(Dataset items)

## begin

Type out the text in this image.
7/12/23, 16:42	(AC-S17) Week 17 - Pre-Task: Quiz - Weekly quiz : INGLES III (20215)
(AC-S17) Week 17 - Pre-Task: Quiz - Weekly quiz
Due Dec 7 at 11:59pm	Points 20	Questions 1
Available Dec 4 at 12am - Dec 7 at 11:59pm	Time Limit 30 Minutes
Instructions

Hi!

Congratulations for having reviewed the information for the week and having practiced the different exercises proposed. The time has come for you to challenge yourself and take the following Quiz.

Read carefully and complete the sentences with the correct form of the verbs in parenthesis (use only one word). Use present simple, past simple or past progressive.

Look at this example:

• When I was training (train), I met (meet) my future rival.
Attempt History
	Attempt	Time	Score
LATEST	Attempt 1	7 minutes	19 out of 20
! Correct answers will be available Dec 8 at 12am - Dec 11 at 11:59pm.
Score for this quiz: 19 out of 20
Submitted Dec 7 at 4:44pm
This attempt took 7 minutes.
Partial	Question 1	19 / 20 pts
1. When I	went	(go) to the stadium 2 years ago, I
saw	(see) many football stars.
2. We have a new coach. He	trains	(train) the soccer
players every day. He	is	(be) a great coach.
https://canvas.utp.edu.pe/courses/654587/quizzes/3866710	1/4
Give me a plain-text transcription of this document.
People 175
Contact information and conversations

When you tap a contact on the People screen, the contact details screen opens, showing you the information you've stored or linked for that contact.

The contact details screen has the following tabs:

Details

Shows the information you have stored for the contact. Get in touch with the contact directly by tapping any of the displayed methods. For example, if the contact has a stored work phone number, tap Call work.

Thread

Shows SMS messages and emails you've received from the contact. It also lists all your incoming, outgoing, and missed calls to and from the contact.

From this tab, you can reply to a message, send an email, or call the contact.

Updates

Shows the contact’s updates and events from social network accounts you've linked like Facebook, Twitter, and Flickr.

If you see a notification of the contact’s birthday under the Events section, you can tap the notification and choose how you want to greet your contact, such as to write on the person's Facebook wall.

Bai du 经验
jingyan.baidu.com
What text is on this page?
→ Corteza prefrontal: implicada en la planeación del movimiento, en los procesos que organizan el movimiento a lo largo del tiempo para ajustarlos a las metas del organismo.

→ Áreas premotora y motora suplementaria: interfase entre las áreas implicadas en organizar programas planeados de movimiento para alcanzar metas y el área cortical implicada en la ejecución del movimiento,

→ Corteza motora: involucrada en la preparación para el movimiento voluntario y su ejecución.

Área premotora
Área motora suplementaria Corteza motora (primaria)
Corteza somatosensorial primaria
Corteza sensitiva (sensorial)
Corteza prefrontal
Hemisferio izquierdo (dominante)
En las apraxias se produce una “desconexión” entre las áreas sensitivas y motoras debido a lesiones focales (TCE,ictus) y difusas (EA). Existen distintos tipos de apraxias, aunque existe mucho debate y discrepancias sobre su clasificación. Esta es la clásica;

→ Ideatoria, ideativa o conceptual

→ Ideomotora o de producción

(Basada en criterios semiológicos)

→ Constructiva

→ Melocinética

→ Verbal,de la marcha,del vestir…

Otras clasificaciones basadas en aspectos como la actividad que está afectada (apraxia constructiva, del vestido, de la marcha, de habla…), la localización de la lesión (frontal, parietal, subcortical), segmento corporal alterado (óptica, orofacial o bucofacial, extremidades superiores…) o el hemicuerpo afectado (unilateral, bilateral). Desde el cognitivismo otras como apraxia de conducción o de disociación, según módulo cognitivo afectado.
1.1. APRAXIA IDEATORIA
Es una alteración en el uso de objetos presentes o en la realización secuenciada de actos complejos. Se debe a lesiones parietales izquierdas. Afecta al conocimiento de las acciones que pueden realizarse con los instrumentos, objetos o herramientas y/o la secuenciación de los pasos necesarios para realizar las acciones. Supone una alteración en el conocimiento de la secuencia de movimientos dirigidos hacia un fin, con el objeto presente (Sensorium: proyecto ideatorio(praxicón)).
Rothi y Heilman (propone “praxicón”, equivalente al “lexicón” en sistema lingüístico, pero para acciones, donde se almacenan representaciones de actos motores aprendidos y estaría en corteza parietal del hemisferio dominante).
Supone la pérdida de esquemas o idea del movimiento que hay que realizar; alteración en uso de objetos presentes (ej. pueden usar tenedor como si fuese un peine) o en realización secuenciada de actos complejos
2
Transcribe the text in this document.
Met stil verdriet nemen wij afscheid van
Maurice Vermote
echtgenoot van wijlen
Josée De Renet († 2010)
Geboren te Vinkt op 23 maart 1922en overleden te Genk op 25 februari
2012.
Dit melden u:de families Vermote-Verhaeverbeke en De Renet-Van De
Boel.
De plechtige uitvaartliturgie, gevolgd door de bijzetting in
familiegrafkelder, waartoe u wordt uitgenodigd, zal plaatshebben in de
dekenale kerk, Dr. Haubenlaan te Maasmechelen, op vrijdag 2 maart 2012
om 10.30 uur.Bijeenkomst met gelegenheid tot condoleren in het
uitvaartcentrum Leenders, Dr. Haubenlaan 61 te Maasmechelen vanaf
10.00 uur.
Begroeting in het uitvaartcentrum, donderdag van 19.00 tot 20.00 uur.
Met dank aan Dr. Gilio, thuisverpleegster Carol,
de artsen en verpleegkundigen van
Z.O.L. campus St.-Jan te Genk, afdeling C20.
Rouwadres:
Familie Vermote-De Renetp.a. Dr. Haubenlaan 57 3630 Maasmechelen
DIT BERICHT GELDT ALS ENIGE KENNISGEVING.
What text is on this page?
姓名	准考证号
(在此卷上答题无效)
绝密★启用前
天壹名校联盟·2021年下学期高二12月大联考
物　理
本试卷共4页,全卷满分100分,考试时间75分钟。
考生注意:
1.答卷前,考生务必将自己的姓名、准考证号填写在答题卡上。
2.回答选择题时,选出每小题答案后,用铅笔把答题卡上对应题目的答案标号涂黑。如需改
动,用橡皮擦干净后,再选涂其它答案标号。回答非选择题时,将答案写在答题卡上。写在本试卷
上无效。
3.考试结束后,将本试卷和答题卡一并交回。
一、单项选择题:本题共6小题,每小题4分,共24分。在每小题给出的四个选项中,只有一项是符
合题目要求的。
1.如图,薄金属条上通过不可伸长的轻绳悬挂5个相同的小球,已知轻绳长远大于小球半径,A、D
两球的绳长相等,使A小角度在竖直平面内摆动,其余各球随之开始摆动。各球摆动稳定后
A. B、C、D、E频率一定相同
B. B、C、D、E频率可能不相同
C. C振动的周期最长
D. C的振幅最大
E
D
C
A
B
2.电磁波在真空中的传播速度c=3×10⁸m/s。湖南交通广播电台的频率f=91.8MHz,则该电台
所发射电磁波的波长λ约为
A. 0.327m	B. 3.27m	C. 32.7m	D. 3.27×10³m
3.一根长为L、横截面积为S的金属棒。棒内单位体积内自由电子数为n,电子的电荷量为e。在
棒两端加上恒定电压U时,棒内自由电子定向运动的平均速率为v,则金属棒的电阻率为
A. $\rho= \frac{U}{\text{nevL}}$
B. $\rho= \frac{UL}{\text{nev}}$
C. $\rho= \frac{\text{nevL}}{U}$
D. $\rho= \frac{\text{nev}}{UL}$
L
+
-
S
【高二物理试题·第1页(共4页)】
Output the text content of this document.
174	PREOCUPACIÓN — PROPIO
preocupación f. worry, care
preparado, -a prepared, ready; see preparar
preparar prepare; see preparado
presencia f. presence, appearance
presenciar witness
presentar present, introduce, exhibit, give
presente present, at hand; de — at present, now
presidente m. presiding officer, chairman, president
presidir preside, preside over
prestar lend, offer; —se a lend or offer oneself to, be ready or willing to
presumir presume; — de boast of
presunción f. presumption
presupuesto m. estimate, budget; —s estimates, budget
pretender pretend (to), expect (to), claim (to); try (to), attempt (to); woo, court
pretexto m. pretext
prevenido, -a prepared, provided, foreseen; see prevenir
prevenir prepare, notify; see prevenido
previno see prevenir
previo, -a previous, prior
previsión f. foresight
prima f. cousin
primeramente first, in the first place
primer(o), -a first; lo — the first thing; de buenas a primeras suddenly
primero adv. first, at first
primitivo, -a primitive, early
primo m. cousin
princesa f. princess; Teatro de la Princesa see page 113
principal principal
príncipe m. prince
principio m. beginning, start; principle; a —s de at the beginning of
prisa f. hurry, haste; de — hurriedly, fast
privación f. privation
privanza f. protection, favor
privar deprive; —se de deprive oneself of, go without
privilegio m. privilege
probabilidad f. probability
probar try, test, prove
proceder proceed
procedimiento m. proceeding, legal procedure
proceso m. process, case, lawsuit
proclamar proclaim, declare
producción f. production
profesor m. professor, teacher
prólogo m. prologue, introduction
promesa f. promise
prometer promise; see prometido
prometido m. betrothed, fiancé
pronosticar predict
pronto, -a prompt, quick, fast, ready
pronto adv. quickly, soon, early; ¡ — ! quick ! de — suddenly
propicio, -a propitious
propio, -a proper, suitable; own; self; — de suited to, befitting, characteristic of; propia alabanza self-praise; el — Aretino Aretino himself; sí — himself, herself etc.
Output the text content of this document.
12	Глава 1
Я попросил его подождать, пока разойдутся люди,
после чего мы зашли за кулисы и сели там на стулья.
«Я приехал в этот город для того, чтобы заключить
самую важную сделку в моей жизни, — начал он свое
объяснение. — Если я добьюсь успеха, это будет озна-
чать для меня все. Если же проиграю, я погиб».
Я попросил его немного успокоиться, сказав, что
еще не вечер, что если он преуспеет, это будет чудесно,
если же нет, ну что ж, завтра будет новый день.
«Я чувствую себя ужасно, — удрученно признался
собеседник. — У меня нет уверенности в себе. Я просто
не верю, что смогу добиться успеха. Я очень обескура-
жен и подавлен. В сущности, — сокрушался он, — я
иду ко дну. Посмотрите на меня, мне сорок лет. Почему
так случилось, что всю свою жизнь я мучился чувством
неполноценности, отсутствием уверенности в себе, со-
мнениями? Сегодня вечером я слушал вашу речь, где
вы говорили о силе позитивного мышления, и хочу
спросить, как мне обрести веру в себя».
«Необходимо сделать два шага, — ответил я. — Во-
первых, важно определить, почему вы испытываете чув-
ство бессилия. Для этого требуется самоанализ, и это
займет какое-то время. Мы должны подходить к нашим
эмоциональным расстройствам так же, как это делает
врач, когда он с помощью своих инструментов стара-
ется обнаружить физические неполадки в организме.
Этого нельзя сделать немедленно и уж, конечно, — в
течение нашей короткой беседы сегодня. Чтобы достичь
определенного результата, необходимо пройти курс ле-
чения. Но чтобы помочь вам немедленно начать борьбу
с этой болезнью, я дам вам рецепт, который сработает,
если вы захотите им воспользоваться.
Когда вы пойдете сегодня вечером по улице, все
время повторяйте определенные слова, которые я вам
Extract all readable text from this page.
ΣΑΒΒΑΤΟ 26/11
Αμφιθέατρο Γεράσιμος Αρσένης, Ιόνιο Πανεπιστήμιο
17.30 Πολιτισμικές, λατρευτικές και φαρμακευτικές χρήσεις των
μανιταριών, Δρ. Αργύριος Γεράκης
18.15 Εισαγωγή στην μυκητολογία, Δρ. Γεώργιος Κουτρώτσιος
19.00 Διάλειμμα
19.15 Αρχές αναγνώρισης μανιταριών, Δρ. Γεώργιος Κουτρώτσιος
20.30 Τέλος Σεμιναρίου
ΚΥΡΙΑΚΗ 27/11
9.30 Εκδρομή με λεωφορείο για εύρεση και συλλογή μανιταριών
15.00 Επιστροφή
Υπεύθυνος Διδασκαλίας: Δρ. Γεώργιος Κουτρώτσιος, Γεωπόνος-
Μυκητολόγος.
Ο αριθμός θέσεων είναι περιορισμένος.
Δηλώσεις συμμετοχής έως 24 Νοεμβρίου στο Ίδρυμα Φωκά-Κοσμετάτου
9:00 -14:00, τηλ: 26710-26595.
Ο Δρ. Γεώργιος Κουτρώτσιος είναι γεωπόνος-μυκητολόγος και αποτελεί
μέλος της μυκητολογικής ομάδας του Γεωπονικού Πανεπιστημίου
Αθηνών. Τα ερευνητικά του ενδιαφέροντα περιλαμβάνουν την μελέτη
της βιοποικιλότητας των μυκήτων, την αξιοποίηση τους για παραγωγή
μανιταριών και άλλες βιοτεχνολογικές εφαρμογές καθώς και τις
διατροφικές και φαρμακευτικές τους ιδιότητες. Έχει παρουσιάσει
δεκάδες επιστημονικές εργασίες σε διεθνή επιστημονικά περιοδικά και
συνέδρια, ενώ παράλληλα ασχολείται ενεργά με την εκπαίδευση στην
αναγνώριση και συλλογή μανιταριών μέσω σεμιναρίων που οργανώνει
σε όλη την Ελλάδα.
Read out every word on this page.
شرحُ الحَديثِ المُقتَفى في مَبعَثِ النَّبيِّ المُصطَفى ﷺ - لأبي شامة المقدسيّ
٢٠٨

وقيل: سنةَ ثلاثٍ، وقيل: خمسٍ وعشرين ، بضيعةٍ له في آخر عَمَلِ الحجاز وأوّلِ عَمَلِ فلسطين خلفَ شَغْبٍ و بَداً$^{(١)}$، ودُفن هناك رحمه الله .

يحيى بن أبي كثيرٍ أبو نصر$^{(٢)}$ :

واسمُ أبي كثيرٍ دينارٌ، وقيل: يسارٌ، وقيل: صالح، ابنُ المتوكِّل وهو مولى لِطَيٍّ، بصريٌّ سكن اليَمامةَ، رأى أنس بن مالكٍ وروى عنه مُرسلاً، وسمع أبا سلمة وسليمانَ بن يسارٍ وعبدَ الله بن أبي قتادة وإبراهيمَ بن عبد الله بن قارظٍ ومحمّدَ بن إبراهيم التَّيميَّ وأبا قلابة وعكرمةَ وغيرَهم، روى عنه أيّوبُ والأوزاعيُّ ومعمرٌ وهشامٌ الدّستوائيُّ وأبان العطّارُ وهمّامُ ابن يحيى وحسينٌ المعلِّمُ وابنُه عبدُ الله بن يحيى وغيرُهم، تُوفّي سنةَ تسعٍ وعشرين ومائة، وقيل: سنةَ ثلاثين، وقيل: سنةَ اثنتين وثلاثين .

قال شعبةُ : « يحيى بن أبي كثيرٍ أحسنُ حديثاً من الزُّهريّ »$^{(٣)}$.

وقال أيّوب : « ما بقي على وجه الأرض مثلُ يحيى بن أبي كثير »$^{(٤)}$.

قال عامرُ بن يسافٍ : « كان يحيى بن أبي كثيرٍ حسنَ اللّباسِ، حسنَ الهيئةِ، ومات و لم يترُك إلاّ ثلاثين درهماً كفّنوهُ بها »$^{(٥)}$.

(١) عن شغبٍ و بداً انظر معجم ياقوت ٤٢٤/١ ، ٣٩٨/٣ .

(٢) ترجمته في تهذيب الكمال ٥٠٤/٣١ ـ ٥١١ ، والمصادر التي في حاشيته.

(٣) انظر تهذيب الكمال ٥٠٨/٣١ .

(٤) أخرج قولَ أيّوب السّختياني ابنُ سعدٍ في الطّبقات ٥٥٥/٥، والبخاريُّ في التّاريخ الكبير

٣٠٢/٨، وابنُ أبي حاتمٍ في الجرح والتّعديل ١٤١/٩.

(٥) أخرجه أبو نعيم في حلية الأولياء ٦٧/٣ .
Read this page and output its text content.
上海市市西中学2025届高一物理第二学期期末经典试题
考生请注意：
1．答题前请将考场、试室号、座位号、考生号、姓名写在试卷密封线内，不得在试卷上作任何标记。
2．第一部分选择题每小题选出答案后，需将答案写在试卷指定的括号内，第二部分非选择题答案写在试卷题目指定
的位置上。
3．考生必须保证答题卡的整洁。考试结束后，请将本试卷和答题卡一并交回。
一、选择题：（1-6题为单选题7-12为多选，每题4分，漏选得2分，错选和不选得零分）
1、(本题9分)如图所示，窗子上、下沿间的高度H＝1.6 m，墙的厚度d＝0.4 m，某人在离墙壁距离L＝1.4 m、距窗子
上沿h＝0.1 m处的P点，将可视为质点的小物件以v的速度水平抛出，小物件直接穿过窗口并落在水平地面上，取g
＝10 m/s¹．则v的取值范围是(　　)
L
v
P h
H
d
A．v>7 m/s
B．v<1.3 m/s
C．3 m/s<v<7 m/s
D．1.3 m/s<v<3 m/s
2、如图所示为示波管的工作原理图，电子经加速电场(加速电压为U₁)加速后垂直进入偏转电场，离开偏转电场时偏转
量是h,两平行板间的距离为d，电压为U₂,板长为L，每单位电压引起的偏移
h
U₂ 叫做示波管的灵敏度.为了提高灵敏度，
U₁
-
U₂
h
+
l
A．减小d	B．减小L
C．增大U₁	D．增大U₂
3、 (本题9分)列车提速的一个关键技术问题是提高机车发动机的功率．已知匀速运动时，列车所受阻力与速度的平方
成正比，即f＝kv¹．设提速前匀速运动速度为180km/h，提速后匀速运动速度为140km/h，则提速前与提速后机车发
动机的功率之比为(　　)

## end

Required task: Output the line containing "Read this page and output its text content." and all lines after it to the end of the records, exactly as given.

Answer for this exercise:
Read this page and output its text content.
上海市市西中学2025届高一物理第二学期期末经典试题
考生请注意：
1．答题前请将考场、试室号、座位号、考生号、姓名写在试卷密封线内，不得在试卷上作任何标记。
2．第一部分选择题每小题选出答案后，需将答案写在试卷指定的括号内，第二部分非选择题答案写在试卷题目指定
的位置上。
3．考生必须保证答题卡的整洁。考试结束后，请将本试卷和答题卡一并交回。
一、选择题：（1-6题为单选题7-12为多选，每题4分，漏选得2分，错选和不选得零分）
1、(本题9分)如图所示，窗子上、下沿间的高度H＝1.6 m，墙的厚度d＝0.4 m，某人在离墙壁距离L＝1.4 m、距窗子
上沿h＝0.1 m处的P点，将可视为质点的小物件以v的速度水平抛出，小物件直接穿过窗口并落在水平地面上，取g
＝10 m/s¹．则v的取值范围是(　　)
L
v
P h
H
d
A．v>7 m/s
B．v<1.3 m/s
C．3 m/s<v<7 m/s
D．1.3 m/s<v<3 m/s
2、如图所示为示波管的工作原理图，电子经加速电场(加速电压为U₁)加速后垂直进入偏转电场，离开偏转电场时偏转
量是h,两平行板间的距离为d，电压为U₂,板长为L，每单位电压引起的偏移
h
U₂ 叫做示波管的灵敏度.为了提高灵敏度，
U₁
-
U₂
h
+
l
A．减小d	B．减小L
C．增大U₁	D．增大U₂
3、 (本题9分)列车提速的一个关键技术问题是提高机车发动机的功率．已知匀速运动时，列车所受阻力与速度的平方
成正比，即f＝kv¹．设提速前匀速运动速度为180km/h，提速后匀速运动速度为140km/h，则提速前与提速后机车发
动机的功率之比为(　　)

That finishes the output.